===== Extracted text =====

11.2.1. Route Maximums
In OpenShift Container Platform 3.11.53, router tests were completed in a 3-node environment on Amazon Web Services (AWS). There were 100 HTTP routes, specifically 100 back-end Nginx pods, with keepalive
set to 100
. The results were:
- 1 connection per target route = 24,327 requests per second
- 40 connections per target route = 20,729 requests per second
- 200 connections per target route = 17,253 requests per second
11.3. Environment and configuration on which OpenShift Container Platform cluster maximums are tested
Infrastructure as a service provider: OpenStack
Node | vCPU | RAM(MiB) | Disk size(GiB) | pass-through disk | Count |
---|---|---|---|---|---|
Master/Etcd [1] | 16 | 124672 | 128 | Yes, NVMe | 3 |
Infra [2] | 40 | 163584 | 256 | Yes, NVMe | 3 |
Cluster DNS | 1 | 1740 | 71 | No | 1 |
Load Balancer | 4 | 16128 | 96 | No | 1 |
Container Native Storage [3] | 16 | 65280 | 200 | Yes, NVMe | 3 |
Bastion [4] | 16 | 65280 | 200 | No | 1 |
Worker | 2 | 7936 | 96 | No | 2000 |
- The master/etcd nodes are backed by NVMe disks as etcd is I/O intensive and latency sensitive.
- Infra nodes host the Router, Registry, Logging and Monitoring and are backed by NVMe disks.
- Container Native Storage or Ceph storage nodes are backed by NVMe disks.
- The Bastion node is part of the OpenShift Container Platform network and is used to orchestrate the performance and scale tests.
11.4. Planning Your Environment According to Cluster Maximums
Oversubscribing the physical resources on a node affects resource guarantees the Kubernetes scheduler makes during pod placement. Learn what measures you can take to avoid memory swapping.
Some of the tested maximums are stretched only in a single dimension, so they might vary when a lot of objects are running on the cluster.
The numbers noted in this documentation are based on Red Hat’s test methodology, setup, configuration, and tunings. These numbers can vary based on your own individual setup and environments.

===== Record extracts =====

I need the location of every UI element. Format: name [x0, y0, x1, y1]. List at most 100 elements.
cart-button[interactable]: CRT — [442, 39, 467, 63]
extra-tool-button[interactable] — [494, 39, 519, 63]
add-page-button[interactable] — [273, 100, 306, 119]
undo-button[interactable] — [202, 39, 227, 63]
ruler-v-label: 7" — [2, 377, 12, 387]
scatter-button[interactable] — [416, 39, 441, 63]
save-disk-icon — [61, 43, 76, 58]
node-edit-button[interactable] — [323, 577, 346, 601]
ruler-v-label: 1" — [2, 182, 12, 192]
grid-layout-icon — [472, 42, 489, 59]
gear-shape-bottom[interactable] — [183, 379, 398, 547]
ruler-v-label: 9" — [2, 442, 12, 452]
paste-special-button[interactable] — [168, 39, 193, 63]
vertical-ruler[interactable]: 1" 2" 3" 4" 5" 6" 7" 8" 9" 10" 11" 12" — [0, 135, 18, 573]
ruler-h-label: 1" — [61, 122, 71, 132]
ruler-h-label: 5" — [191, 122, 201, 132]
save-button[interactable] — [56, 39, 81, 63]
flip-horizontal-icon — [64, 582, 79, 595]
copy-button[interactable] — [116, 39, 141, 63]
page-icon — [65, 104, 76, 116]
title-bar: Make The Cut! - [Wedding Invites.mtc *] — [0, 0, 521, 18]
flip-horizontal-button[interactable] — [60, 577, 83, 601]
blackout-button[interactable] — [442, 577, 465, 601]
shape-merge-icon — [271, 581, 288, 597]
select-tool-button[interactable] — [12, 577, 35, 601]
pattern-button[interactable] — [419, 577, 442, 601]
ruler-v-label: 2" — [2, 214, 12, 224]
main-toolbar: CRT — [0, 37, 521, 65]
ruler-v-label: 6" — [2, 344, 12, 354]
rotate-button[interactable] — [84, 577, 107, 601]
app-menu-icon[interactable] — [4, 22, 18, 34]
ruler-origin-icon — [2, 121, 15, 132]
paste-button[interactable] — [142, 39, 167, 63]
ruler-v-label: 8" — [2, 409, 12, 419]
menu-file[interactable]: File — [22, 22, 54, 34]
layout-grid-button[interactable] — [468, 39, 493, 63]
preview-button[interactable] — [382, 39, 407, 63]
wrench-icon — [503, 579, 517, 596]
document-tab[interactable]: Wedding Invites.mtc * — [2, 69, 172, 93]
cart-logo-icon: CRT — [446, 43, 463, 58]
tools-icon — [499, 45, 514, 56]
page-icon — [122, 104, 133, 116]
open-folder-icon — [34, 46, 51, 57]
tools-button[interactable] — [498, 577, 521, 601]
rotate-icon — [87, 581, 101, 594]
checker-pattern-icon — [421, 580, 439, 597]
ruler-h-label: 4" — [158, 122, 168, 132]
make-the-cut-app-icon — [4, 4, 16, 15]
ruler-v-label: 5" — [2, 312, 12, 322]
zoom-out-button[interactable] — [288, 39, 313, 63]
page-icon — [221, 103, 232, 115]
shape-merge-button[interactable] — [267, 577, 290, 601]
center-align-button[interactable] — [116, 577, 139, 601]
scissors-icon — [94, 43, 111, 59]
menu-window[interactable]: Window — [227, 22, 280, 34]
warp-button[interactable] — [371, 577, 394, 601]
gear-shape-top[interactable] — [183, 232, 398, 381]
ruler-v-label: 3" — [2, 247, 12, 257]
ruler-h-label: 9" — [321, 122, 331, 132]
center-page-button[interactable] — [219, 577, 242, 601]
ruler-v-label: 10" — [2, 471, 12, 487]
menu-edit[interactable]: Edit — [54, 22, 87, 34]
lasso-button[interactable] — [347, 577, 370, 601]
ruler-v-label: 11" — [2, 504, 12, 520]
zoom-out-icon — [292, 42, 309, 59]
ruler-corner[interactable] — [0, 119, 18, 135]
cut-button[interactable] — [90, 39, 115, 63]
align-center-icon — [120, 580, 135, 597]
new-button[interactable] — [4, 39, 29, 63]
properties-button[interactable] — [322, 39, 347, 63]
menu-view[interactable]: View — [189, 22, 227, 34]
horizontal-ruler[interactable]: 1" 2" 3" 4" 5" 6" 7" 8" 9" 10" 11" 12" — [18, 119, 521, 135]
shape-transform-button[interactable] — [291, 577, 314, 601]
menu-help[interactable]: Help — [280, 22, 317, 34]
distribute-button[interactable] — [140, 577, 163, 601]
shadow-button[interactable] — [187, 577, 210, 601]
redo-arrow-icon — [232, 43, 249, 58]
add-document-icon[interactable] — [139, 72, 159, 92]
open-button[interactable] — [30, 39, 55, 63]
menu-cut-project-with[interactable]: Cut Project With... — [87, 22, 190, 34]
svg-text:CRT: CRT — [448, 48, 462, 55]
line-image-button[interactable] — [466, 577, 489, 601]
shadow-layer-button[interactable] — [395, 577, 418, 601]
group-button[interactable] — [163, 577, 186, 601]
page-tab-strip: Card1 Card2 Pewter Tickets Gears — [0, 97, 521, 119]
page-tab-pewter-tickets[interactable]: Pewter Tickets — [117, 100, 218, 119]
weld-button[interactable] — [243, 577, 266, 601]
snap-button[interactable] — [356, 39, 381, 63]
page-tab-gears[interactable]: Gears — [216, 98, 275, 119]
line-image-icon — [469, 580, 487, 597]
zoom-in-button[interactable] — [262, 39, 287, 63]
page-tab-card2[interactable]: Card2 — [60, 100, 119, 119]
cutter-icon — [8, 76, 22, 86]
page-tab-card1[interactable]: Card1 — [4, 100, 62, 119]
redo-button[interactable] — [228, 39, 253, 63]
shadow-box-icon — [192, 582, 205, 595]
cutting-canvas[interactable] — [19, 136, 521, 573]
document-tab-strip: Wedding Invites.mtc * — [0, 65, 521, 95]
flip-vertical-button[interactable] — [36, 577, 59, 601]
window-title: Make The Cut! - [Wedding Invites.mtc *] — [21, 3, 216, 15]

=====

### Things to do
1. Based on the OpenShift cluster maximums excerpt, say whether each statement agrees with it, answering yes or no and quoting the words that decide it.
(a) The router tests were run on Amazon Web Services.
(b) The Bastion node hosts the Router and the Registry.
(c) The master/etcd nodes use NVMe disks because etcd is I/O intensive and latency sensitive.
2. In the OpenShift cluster maximums excerpt, how many requests per second were recorded with 40 connections per target route?
3. Continue the OpenShift cluster maximums excerpt, starting after its final sentence.

### Answers given
1.
(a) Yes: "router tests were completed in a 3-node environment on Amazon Web Services (AWS)."
(b) No: "Infra nodes host the Router, Registry, Logging and Monitoring and are backed by NVMe disks."
(c) Yes: "The master/etcd nodes are backed by NVMe disks as etcd is I/O intensive and latency sensitive."

2. 20,729 requests per second.

3.
While planning your environment, determine how many pods are expected to fit per node:
Maximum Pods per Cluster / Expected Pods per Node = Total Number of Nodes
The number of pods expected to fit on a node is dependent on the application itself. Consider the application’s memory, CPU, and storage requirements.
Example Scenario
If you want to scope your cluster for 2200 pods per cluster, you would need at least nine nodes, assuming that there are 250 maximum pods per node:
2200 / 250 = 8.8
If you increase the number of nodes to 20, then the pod distribution changes to 110 pods per node:
2200 / 20 = 110
11.5. Planning Your Environment According to Application Requirements
Consider an example application environment:
Pod Type | Pod Quantity | Max Memory | CPU Cores | Persistent Storage |
---|---|---|---|---|
apache | 100 | 500MB | 0.5 | 1GB |
node.js | 200 | 1GB | 1 | 1GB |
postgresql | 100 | 1GB | 2 | 10GB |
JBoss EAP | 100 | 1GB | 1 | 1GB |
Extrapolated requirements: 550 CPU cores, 450GB RAM, and 1.4TB storage.
Instance size for nodes can be modulated up or down, depending on your preference. Nodes are often resource overcommitted. In this deployment scenario, you can choose to run additional smaller nodes or fewer larger nodes to provide the same amount of resources. Factors such as operational agility and cost-per-instance should be considered.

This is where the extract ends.